##### RECORDS SUPPLIED

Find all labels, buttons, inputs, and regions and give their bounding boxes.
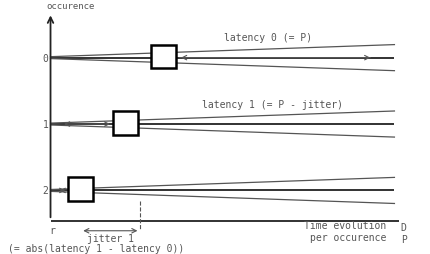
Text: 1: 1: [43, 120, 49, 130]
Text: 0: 0: [43, 53, 49, 64]
Text: r: r: [50, 225, 55, 235]
Text: occurence: occurence: [46, 2, 95, 11]
Text: jitter 1: jitter 1: [87, 233, 134, 243]
Text: 2: 2: [43, 186, 49, 196]
Text: latency 1 (= P - jitter): latency 1 (= P - jitter): [202, 100, 343, 109]
Bar: [68, 178, 93, 201]
Text: latency 0 (= P): latency 0 (= P): [224, 33, 312, 43]
Bar: [113, 112, 138, 135]
Text: D
P: D P: [401, 223, 407, 244]
Bar: [151, 45, 176, 69]
Text: (= abs(latency 1 - latency 0)): (= abs(latency 1 - latency 0)): [8, 243, 184, 253]
Text: Time evolution
per occurence: Time evolution per occurence: [304, 220, 386, 243]
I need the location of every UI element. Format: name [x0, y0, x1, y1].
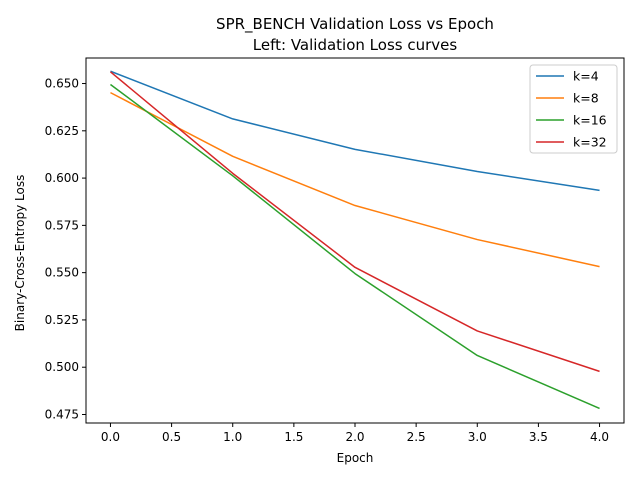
y-tick-label: 0.625 — [45, 124, 79, 138]
chart-subtitle: Left: Validation Loss curves — [253, 36, 458, 54]
plot-frame — [85, 57, 625, 424]
chart-title: SPR_BENCH Validation Loss vs Epoch — [216, 15, 494, 34]
legend: k=4 k=8 k=16 k=32 — [529, 64, 618, 154]
x-axis-label: Epoch — [337, 451, 374, 465]
x-tick-label: 4.0 — [590, 430, 609, 444]
y-tick-label: 0.575 — [45, 218, 79, 232]
legend-box — [529, 64, 618, 154]
legend-label: k=16 — [573, 113, 607, 128]
x-tick-label: 3.5 — [529, 430, 548, 444]
y-tick-label: 0.500 — [45, 360, 79, 374]
x-tick-label: 1.0 — [223, 430, 242, 444]
series-line-2 — [110, 91, 600, 268]
y-tick-label: 0.525 — [45, 313, 79, 327]
x-tick-label: 2.5 — [407, 430, 426, 444]
x-tick-label: 3.0 — [468, 430, 487, 444]
series-line-3 — [110, 83, 600, 410]
y-tick-label: 0.600 — [45, 171, 79, 185]
y-tick-label: 0.650 — [45, 77, 79, 91]
series-line-4 — [109, 71, 600, 373]
x-tick-label: 1.5 — [284, 430, 303, 444]
x-tick-label: 2.0 — [345, 430, 364, 444]
legend-label: k=4 — [573, 69, 599, 84]
y-tick-label: 0.475 — [45, 407, 79, 421]
series-line-1 — [110, 70, 600, 192]
y-tick-label: 0.550 — [45, 266, 79, 280]
y-axis-label: Binary-Cross-Entropy Loss — [13, 175, 27, 332]
x-tick-label: 0.0 — [101, 430, 120, 444]
legend-label: k=8 — [573, 91, 599, 106]
x-tick-label: 0.5 — [162, 430, 181, 444]
plot-area: 0.0 0.5 1.0 1.5 2.0 2.5 3.0 3.5 4.0 0.475 0.500 0.5… — [45, 70, 609, 444]
legend-label: k=32 — [573, 135, 607, 150]
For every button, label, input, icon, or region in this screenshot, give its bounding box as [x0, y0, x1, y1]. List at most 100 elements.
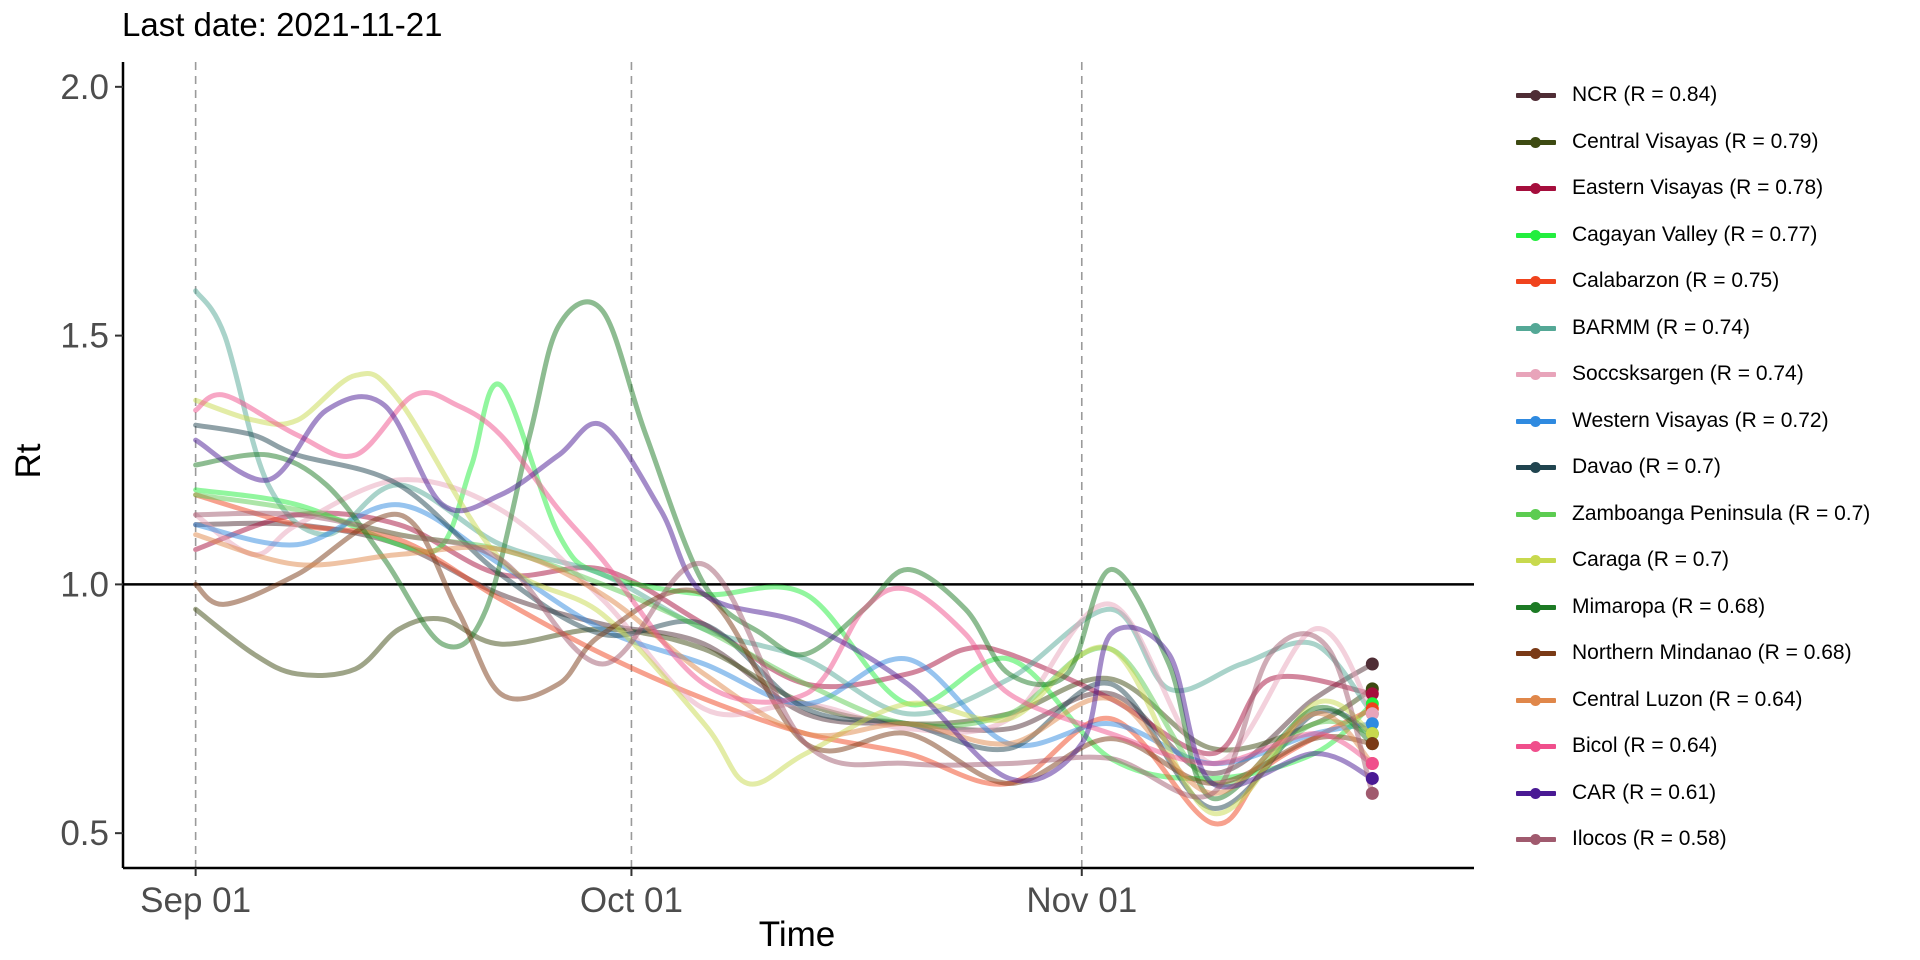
x-tick-label: Nov 01 [1026, 881, 1137, 920]
y-tick-label: 0.5 [60, 814, 109, 853]
legend-item: Bicol (R = 0.64) [1500, 725, 1910, 772]
legend-item: BARMM (R = 0.74) [1500, 307, 1910, 354]
legend-key [1516, 462, 1556, 473]
legend-label: CAR (R = 0.61) [1572, 780, 1717, 804]
legend-item: Central Visayas (R = 0.79) [1500, 121, 1910, 168]
legend-key-dot [1530, 508, 1541, 520]
legend-key-dot [1530, 601, 1541, 613]
legend-key-dot [1530, 834, 1541, 845]
legend: NCR (R = 0.84) Central Visayas (R = 0.79)… [1500, 74, 1910, 865]
legend-key [1516, 601, 1556, 613]
x-tick-label: Sep 01 [140, 881, 251, 920]
series-line-16 [193, 510, 1375, 800]
series-endpoint-10 [1365, 727, 1379, 741]
legend-key [1516, 834, 1556, 845]
legend-item: Cagayan Valley (R = 0.77) [1500, 214, 1910, 261]
legend-item: Mimaropa (R = 0.68) [1500, 586, 1910, 633]
legend-key-dot [1530, 694, 1541, 706]
legend-label: Central Luzon (R = 0.64) [1572, 687, 1803, 711]
legend-label: Central Visayas (R = 0.79) [1572, 129, 1819, 153]
chart-subtitle: Last date: 2021-11-21 [122, 6, 443, 43]
legend-label: Soccsksargen (R = 0.74) [1572, 362, 1804, 385]
legend-key-dot [1530, 648, 1541, 659]
legend-label: Northern Mindanao (R = 0.68) [1572, 641, 1852, 664]
legend-item: Northern Mindanao (R = 0.68) [1500, 632, 1910, 679]
legend-key [1516, 741, 1556, 752]
series-endpoint-0 [1365, 657, 1379, 671]
series-line-10 [193, 371, 1375, 817]
series-line-14 [193, 389, 1375, 767]
legend-key-dot [1530, 462, 1541, 473]
legend-key-dot [1530, 741, 1541, 752]
legend-key-dot [1530, 322, 1541, 334]
legend-key [1516, 276, 1556, 287]
legend-label: Calabarzon (R = 0.75) [1572, 269, 1780, 292]
legend-item: Western Visayas (R = 0.72) [1500, 400, 1910, 447]
legend-key-dot [1530, 183, 1541, 194]
legend-label: Western Visayas (R = 0.72) [1572, 408, 1829, 432]
legend-key [1516, 415, 1556, 427]
legend-label: Cagayan Valley (R = 0.77) [1572, 222, 1818, 246]
legend-key-dot [1530, 276, 1541, 287]
date-reference-lines [194, 62, 1083, 868]
y-tick-label: 1.0 [60, 565, 109, 604]
legend-item: Caraga (R = 0.7) [1500, 539, 1910, 586]
legend-key-dot [1530, 90, 1541, 101]
legend-item: Ilocos (R = 0.58) [1500, 818, 1910, 865]
series-line-2 [193, 510, 1375, 757]
x-tick-label: Oct 01 [580, 881, 683, 920]
legend-label: Mimaropa (R = 0.68) [1572, 594, 1766, 618]
legend-label: Ilocos (R = 0.58) [1572, 827, 1727, 850]
series-endpoint-15 [1365, 771, 1379, 785]
series-endpoints [1365, 657, 1379, 800]
legend-label: Davao (R = 0.7) [1572, 455, 1721, 478]
x-axis-title: Time [759, 915, 835, 954]
legend-key-dot [1530, 555, 1541, 566]
series-endpoint-2 [1365, 687, 1379, 701]
legend-key-dot [1530, 415, 1541, 427]
series-endpoint-6 [1365, 707, 1379, 721]
series-endpoint-12 [1365, 737, 1379, 751]
legend-key [1516, 369, 1556, 380]
legend-key-dot [1530, 369, 1541, 380]
x-axis-ticks: Sep 01 Oct 01 Nov 01 [140, 868, 1137, 920]
legend-label: BARMM (R = 0.74) [1572, 315, 1750, 339]
legend-label: Bicol (R = 0.64) [1572, 734, 1718, 757]
legend-key [1516, 322, 1556, 334]
series-endpoint-14 [1365, 757, 1379, 771]
legend-key-dot [1530, 787, 1541, 799]
legend-key [1516, 694, 1556, 706]
series-endpoint-16 [1365, 786, 1379, 800]
legend-label: Eastern Visayas (R = 0.78) [1572, 176, 1824, 199]
legend-key-dot [1530, 229, 1541, 241]
legend-key [1516, 183, 1556, 194]
legend-item: Soccsksargen (R = 0.74) [1500, 353, 1910, 400]
legend-item: Davao (R = 0.7) [1500, 446, 1910, 493]
legend-item: Zamboanga Peninsula (R = 0.7) [1500, 493, 1910, 540]
series-line-11 [193, 299, 1375, 801]
y-axis-title: Rt [9, 443, 48, 478]
legend-key [1516, 229, 1556, 241]
legend-key [1516, 648, 1556, 659]
legend-item: Central Luzon (R = 0.64) [1500, 679, 1910, 726]
legend-key-dot [1530, 136, 1541, 148]
series-layer [193, 288, 1375, 827]
legend-label: Caraga (R = 0.7) [1572, 548, 1729, 571]
legend-item: Eastern Visayas (R = 0.78) [1500, 167, 1910, 214]
legend-item: Calabarzon (R = 0.75) [1500, 260, 1910, 307]
series-line-15 [193, 394, 1375, 790]
y-tick-label: 2.0 [60, 68, 109, 107]
series-endpoint-7 [1365, 717, 1379, 731]
legend-item: CAR (R = 0.61) [1500, 772, 1910, 819]
legend-label: NCR (R = 0.84) [1572, 83, 1718, 106]
legend-item: NCR (R = 0.84) [1500, 74, 1910, 121]
legend-key [1516, 508, 1556, 520]
legend-key [1516, 136, 1556, 148]
y-tick-label: 1.5 [60, 317, 109, 356]
legend-key [1516, 787, 1556, 799]
y-axis-ticks: 0.5 1.0 1.5 2.0 [60, 68, 123, 853]
legend-key [1516, 90, 1556, 101]
legend-key [1516, 555, 1556, 566]
series-line-1 [193, 606, 1375, 753]
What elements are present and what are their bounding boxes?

##########

EXERCISE OBJECTIVE:
Reproduce the entries between the line holding "x-tick-label: Nov 01 [1026, 881, 1137, 920]" and the line holding "legend-key [1516, 834, 1556, 845]", inclusive, renaming "legend-key-dot" to "legend-marker" and leaving everything else unchanged.

THE SOLUTION:
x-tick-label: Nov 01 [1026, 881, 1137, 920]
y-tick-label: 0.5 [60, 814, 109, 853]
legend-item: Bicol (R = 0.64) [1500, 725, 1910, 772]
legend-item: BARMM (R = 0.74) [1500, 307, 1910, 354]
legend-key [1516, 462, 1556, 473]
legend-label: CAR (R = 0.61) [1572, 780, 1717, 804]
legend-item: Central Visayas (R = 0.79) [1500, 121, 1910, 168]
legend-marker [1530, 508, 1541, 520]
legend-marker [1530, 601, 1541, 613]
legend-marker [1530, 834, 1541, 845]
legend: NCR (R = 0.84) Central Visayas (R = 0.79)… [1500, 74, 1910, 865]
legend-key [1516, 601, 1556, 613]
x-tick-label: Sep 01 [140, 881, 251, 920]
series-line-16 [193, 510, 1375, 800]
series-endpoint-10 [1365, 727, 1379, 741]
legend-key [1516, 834, 1556, 845]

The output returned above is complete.